Here are records with pictures in them. Copy all of them exactly and leave the pictures out.

Recorded data |
────────────────
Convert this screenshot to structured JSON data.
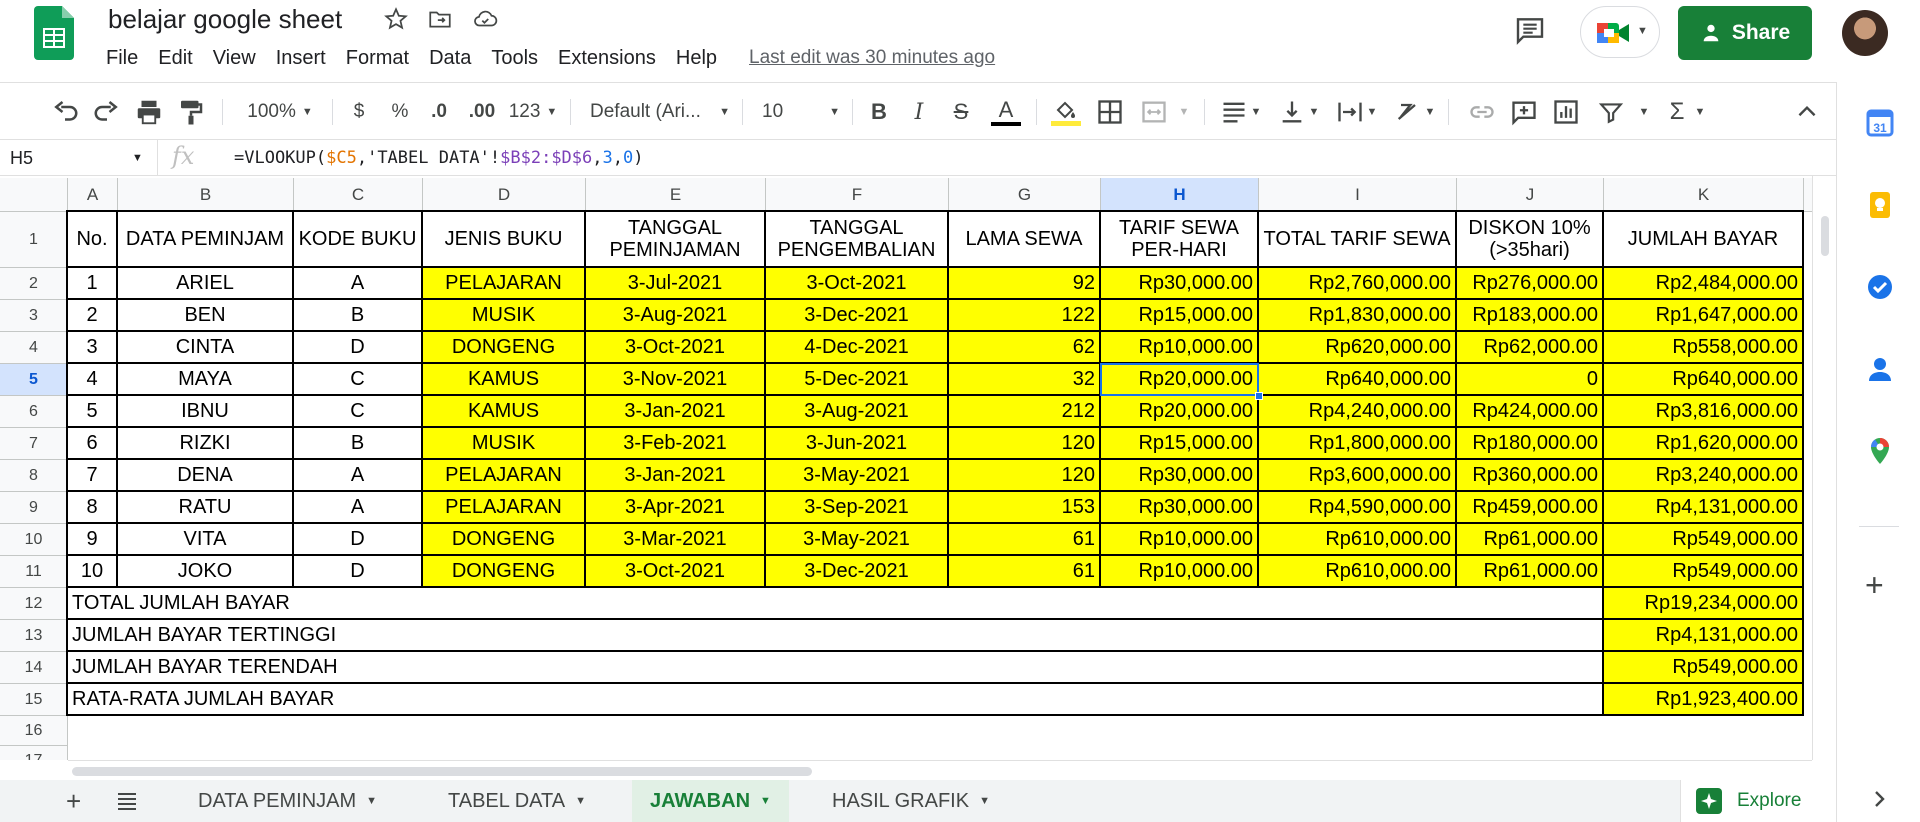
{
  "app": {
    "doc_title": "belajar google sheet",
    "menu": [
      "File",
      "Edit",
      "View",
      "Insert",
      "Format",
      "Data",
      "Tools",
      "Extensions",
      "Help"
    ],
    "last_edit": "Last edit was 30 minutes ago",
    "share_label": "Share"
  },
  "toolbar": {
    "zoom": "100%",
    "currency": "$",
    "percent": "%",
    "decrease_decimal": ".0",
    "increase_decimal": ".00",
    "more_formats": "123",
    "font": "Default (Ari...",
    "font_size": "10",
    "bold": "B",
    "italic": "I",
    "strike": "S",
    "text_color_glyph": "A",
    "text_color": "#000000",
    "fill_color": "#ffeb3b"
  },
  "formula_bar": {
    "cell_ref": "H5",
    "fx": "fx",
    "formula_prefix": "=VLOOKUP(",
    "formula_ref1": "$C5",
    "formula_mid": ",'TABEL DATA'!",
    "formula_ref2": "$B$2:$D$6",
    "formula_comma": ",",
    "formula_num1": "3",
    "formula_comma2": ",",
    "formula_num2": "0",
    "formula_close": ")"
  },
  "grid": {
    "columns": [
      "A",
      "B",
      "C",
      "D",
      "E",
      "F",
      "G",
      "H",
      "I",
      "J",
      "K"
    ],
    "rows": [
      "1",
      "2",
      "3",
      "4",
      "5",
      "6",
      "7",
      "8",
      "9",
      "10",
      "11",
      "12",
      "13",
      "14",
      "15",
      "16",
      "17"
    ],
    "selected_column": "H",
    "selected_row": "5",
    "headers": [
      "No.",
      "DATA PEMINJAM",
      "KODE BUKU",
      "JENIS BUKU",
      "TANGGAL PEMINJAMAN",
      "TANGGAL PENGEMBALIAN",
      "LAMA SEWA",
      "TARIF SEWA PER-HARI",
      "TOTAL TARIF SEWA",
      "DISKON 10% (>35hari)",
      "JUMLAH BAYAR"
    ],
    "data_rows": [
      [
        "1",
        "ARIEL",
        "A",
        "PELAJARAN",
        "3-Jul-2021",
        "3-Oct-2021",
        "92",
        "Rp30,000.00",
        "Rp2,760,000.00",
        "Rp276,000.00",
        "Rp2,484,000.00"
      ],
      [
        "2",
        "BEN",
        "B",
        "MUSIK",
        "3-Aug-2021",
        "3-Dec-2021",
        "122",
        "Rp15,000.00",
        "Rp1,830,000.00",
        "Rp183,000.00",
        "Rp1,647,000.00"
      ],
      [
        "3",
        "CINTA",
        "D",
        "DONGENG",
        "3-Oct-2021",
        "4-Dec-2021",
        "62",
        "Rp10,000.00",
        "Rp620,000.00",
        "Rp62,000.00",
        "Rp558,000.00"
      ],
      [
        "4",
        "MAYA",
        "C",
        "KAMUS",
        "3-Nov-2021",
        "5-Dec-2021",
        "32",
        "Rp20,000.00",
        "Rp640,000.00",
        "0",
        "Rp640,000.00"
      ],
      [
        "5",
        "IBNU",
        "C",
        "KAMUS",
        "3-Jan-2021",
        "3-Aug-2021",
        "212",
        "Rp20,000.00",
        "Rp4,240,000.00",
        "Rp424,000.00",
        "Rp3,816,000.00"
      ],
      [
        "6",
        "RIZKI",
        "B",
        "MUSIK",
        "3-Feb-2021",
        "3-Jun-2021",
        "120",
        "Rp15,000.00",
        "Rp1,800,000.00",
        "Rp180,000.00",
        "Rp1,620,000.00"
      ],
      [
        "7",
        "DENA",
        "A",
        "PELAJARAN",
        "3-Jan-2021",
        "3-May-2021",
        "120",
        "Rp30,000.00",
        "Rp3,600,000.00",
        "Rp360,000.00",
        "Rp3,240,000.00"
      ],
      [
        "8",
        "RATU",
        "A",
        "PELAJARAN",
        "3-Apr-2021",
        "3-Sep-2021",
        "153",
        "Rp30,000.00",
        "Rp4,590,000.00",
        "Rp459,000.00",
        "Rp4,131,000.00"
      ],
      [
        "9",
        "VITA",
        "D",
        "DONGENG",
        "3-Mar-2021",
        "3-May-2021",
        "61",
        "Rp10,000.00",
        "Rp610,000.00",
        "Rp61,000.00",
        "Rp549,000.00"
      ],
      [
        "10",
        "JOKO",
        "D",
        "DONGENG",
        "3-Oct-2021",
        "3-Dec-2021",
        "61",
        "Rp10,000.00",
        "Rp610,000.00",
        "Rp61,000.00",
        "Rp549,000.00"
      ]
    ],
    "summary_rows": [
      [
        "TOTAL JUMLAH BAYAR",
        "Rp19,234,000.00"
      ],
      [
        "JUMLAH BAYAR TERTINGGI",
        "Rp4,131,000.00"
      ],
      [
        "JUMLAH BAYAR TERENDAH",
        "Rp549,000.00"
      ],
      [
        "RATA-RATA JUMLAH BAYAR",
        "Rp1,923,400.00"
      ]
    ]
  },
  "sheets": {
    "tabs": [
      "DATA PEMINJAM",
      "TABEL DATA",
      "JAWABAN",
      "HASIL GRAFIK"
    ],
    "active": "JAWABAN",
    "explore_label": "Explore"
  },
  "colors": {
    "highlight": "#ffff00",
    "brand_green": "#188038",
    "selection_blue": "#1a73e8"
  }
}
────────────────
Finished answer |
Convert this screenshot to structured JSON data.
{
  "app": {
    "doc_title": "belajar google sheet",
    "menu": [
      "File",
      "Edit",
      "View",
      "Insert",
      "Format",
      "Data",
      "Tools",
      "Extensions",
      "Help"
    ],
    "last_edit": "Last edit was 30 minutes ago",
    "share_label": "Share"
  },
  "toolbar": {
    "zoom": "100%",
    "currency": "$",
    "percent": "%",
    "decrease_decimal": ".0",
    "increase_decimal": ".00",
    "more_formats": "123",
    "font": "Default (Ari...",
    "font_size": "10",
    "bold": "B",
    "italic": "I",
    "strike": "S",
    "text_color_glyph": "A",
    "text_color": "#000000",
    "fill_color": "#ffeb3b"
  },
  "formula_bar": {
    "cell_ref": "H5",
    "fx": "fx",
    "formula_prefix": "=VLOOKUP(",
    "formula_ref1": "$C5",
    "formula_mid": ",'TABEL DATA'!",
    "formula_ref2": "$B$2:$D$6",
    "formula_comma": ",",
    "formula_num1": "3",
    "formula_comma2": ",",
    "formula_num2": "0",
    "formula_close": ")"
  },
  "grid": {
    "columns": [
      "A",
      "B",
      "C",
      "D",
      "E",
      "F",
      "G",
      "H",
      "I",
      "J",
      "K"
    ],
    "rows": [
      "1",
      "2",
      "3",
      "4",
      "5",
      "6",
      "7",
      "8",
      "9",
      "10",
      "11",
      "12",
      "13",
      "14",
      "15",
      "16",
      "17"
    ],
    "selected_column": "H",
    "selected_row": "5",
    "headers": [
      "No.",
      "DATA PEMINJAM",
      "KODE BUKU",
      "JENIS BUKU",
      "TANGGAL PEMINJAMAN",
      "TANGGAL PENGEMBALIAN",
      "LAMA SEWA",
      "TARIF SEWA PER-HARI",
      "TOTAL TARIF SEWA",
      "DISKON 10% (>35hari)",
      "JUMLAH BAYAR"
    ],
    "data_rows": [
      [
        "1",
        "ARIEL",
        "A",
        "PELAJARAN",
        "3-Jul-2021",
        "3-Oct-2021",
        "92",
        "Rp30,000.00",
        "Rp2,760,000.00",
        "Rp276,000.00",
        "Rp2,484,000.00"
      ],
      [
        "2",
        "BEN",
        "B",
        "MUSIK",
        "3-Aug-2021",
        "3-Dec-2021",
        "122",
        "Rp15,000.00",
        "Rp1,830,000.00",
        "Rp183,000.00",
        "Rp1,647,000.00"
      ],
      [
        "3",
        "CINTA",
        "D",
        "DONGENG",
        "3-Oct-2021",
        "4-Dec-2021",
        "62",
        "Rp10,000.00",
        "Rp620,000.00",
        "Rp62,000.00",
        "Rp558,000.00"
      ],
      [
        "4",
        "MAYA",
        "C",
        "KAMUS",
        "3-Nov-2021",
        "5-Dec-2021",
        "32",
        "Rp20,000.00",
        "Rp640,000.00",
        "0",
        "Rp640,000.00"
      ],
      [
        "5",
        "IBNU",
        "C",
        "KAMUS",
        "3-Jan-2021",
        "3-Aug-2021",
        "212",
        "Rp20,000.00",
        "Rp4,240,000.00",
        "Rp424,000.00",
        "Rp3,816,000.00"
      ],
      [
        "6",
        "RIZKI",
        "B",
        "MUSIK",
        "3-Feb-2021",
        "3-Jun-2021",
        "120",
        "Rp15,000.00",
        "Rp1,800,000.00",
        "Rp180,000.00",
        "Rp1,620,000.00"
      ],
      [
        "7",
        "DENA",
        "A",
        "PELAJARAN",
        "3-Jan-2021",
        "3-May-2021",
        "120",
        "Rp30,000.00",
        "Rp3,600,000.00",
        "Rp360,000.00",
        "Rp3,240,000.00"
      ],
      [
        "8",
        "RATU",
        "A",
        "PELAJARAN",
        "3-Apr-2021",
        "3-Sep-2021",
        "153",
        "Rp30,000.00",
        "Rp4,590,000.00",
        "Rp459,000.00",
        "Rp4,131,000.00"
      ],
      [
        "9",
        "VITA",
        "D",
        "DONGENG",
        "3-Mar-2021",
        "3-May-2021",
        "61",
        "Rp10,000.00",
        "Rp610,000.00",
        "Rp61,000.00",
        "Rp549,000.00"
      ],
      [
        "10",
        "JOKO",
        "D",
        "DONGENG",
        "3-Oct-2021",
        "3-Dec-2021",
        "61",
        "Rp10,000.00",
        "Rp610,000.00",
        "Rp61,000.00",
        "Rp549,000.00"
      ]
    ],
    "summary_rows": [
      [
        "TOTAL JUMLAH BAYAR",
        "Rp19,234,000.00"
      ],
      [
        "JUMLAH BAYAR TERTINGGI",
        "Rp4,131,000.00"
      ],
      [
        "JUMLAH BAYAR TERENDAH",
        "Rp549,000.00"
      ],
      [
        "RATA-RATA JUMLAH BAYAR",
        "Rp1,923,400.00"
      ]
    ]
  },
  "sheets": {
    "tabs": [
      "DATA PEMINJAM",
      "TABEL DATA",
      "JAWABAN",
      "HASIL GRAFIK"
    ],
    "active": "JAWABAN",
    "explore_label": "Explore"
  },
  "colors": {
    "highlight": "#ffff00",
    "brand_green": "#188038",
    "selection_blue": "#1a73e8"
  }
}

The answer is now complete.